*DIRECTIVE:* All the data should come back exactly as it was given.

*RECORDS TO USE:*

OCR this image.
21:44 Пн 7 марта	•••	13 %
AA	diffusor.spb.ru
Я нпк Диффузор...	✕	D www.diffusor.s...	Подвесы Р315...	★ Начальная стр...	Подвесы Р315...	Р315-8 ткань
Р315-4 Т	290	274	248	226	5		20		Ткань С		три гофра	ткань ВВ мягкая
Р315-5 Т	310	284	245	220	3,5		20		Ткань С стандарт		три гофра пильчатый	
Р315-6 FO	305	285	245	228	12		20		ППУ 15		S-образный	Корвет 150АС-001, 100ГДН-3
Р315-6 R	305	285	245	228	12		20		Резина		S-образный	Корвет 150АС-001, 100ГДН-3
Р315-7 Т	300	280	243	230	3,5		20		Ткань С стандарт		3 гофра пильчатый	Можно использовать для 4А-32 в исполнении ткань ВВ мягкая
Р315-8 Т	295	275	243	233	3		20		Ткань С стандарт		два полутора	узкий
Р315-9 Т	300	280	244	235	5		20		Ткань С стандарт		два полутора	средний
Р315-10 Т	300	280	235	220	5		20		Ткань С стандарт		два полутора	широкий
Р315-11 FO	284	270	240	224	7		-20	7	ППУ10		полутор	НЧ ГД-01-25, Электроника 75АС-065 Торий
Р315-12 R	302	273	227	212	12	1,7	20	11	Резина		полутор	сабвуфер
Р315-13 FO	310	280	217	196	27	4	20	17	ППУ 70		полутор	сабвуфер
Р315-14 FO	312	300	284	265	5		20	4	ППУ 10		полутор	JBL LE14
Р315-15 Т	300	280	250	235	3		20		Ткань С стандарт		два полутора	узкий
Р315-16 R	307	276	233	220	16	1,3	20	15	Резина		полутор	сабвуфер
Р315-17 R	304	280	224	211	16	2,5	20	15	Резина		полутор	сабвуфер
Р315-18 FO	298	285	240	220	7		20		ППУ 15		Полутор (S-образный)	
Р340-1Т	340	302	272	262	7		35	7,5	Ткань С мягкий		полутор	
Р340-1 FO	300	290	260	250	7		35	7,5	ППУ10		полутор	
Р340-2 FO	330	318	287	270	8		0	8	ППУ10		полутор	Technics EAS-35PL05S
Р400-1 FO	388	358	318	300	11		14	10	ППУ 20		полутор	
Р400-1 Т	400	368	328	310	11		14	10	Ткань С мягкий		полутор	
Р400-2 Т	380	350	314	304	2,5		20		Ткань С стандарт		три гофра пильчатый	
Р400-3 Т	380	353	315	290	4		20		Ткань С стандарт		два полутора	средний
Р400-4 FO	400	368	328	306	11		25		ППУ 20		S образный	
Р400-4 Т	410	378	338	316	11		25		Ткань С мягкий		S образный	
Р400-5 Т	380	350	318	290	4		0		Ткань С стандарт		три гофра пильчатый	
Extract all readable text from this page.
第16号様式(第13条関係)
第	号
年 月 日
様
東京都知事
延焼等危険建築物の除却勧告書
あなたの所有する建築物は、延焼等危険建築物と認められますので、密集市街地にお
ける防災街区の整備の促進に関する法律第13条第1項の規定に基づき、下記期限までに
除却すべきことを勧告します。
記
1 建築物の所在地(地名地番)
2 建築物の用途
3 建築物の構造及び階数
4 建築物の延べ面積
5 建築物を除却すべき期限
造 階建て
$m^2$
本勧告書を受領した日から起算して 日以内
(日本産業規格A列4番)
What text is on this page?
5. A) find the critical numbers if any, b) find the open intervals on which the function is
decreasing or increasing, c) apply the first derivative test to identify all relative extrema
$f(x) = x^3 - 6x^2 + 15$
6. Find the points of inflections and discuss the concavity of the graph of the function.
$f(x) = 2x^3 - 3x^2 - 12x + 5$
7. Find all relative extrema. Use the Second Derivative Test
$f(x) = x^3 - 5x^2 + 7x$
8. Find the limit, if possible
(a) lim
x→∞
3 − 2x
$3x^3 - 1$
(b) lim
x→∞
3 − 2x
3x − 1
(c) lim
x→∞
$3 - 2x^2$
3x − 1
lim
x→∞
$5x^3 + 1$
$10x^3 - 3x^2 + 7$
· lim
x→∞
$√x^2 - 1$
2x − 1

*OUTPUT:*
OCR this image.
21:44 Пн 7 марта	•••	13 %
AA	diffusor.spb.ru
Я нпк Диффузор...	✕	D www.diffusor.s...	Подвесы Р315...	★ Начальная стр...	Подвесы Р315...	Р315-8 ткань
Р315-4 Т	290	274	248	226	5		20		Ткань С		три гофра	ткань ВВ мягкая
Р315-5 Т	310	284	245	220	3,5		20		Ткань С стандарт		три гофра пильчатый	
Р315-6 FO	305	285	245	228	12		20		ППУ 15		S-образный	Корвет 150АС-001, 100ГДН-3
Р315-6 R	305	285	245	228	12		20		Резина		S-образный	Корвет 150АС-001, 100ГДН-3
Р315-7 Т	300	280	243	230	3,5		20		Ткань С стандарт		3 гофра пильчатый	Можно использовать для 4А-32 в исполнении ткань ВВ мягкая
Р315-8 Т	295	275	243	233	3		20		Ткань С стандарт		два полутора	узкий
Р315-9 Т	300	280	244	235	5		20		Ткань С стандарт		два полутора	средний
Р315-10 Т	300	280	235	220	5		20		Ткань С стандарт		два полутора	широкий
Р315-11 FO	284	270	240	224	7		-20	7	ППУ10		полутор	НЧ ГД-01-25, Электроника 75АС-065 Торий
Р315-12 R	302	273	227	212	12	1,7	20	11	Резина		полутор	сабвуфер
Р315-13 FO	310	280	217	196	27	4	20	17	ППУ 70		полутор	сабвуфер
Р315-14 FO	312	300	284	265	5		20	4	ППУ 10		полутор	JBL LE14
Р315-15 Т	300	280	250	235	3		20		Ткань С стандарт		два полутора	узкий
Р315-16 R	307	276	233	220	16	1,3	20	15	Резина		полутор	сабвуфер
Р315-17 R	304	280	224	211	16	2,5	20	15	Резина		полутор	сабвуфер
Р315-18 FO	298	285	240	220	7		20		ППУ 15		Полутор (S-образный)	
Р340-1Т	340	302	272	262	7		35	7,5	Ткань С мягкий		полутор	
Р340-1 FO	300	290	260	250	7		35	7,5	ППУ10		полутор	
Р340-2 FO	330	318	287	270	8		0	8	ППУ10		полутор	Technics EAS-35PL05S
Р400-1 FO	388	358	318	300	11		14	10	ППУ 20		полутор	
Р400-1 Т	400	368	328	310	11		14	10	Ткань С мягкий		полутор	
Р400-2 Т	380	350	314	304	2,5		20		Ткань С стандарт		три гофра пильчатый	
Р400-3 Т	380	353	315	290	4		20		Ткань С стандарт		два полутора	средний
Р400-4 FO	400	368	328	306	11		25		ППУ 20		S образный	
Р400-4 Т	410	378	338	316	11		25		Ткань С мягкий		S образный	
Р400-5 Т	380	350	318	290	4		0		Ткань С стандарт		три гофра пильчатый	
Extract all readable text from this page.
第16号様式(第13条関係)
第	号
年 月 日
様
東京都知事
延焼等危険建築物の除却勧告書
あなたの所有する建築物は、延焼等危険建築物と認められますので、密集市街地にお
ける防災街区の整備の促進に関する法律第13条第1項の規定に基づき、下記期限までに
除却すべきことを勧告します。
記
1 建築物の所在地(地名地番)
2 建築物の用途
3 建築物の構造及び階数
4 建築物の延べ面積
5 建築物を除却すべき期限
造 階建て
$m^2$
本勧告書を受領した日から起算して 日以内
(日本産業規格A列4番)
What text is on this page?
5. A) find the critical numbers if any, b) find the open intervals on which the function is
decreasing or increasing, c) apply the first derivative test to identify all relative extrema
$f(x) = x^3 - 6x^2 + 15$
6. Find the points of inflections and discuss the concavity of the graph of the function.
$f(x) = 2x^3 - 3x^2 - 12x + 5$
7. Find all relative extrema. Use the Second Derivative Test
$f(x) = x^3 - 5x^2 + 7x$
8. Find the limit, if possible
(a) lim
x→∞
3 − 2x
$3x^3 - 1$
(b) lim
x→∞
3 − 2x
3x − 1
(c) lim
x→∞
$3 - 2x^2$
3x − 1
lim
x→∞
$5x^3 + 1$
$10x^3 - 3x^2 + 7$
· lim
x→∞
$√x^2 - 1$
2x − 1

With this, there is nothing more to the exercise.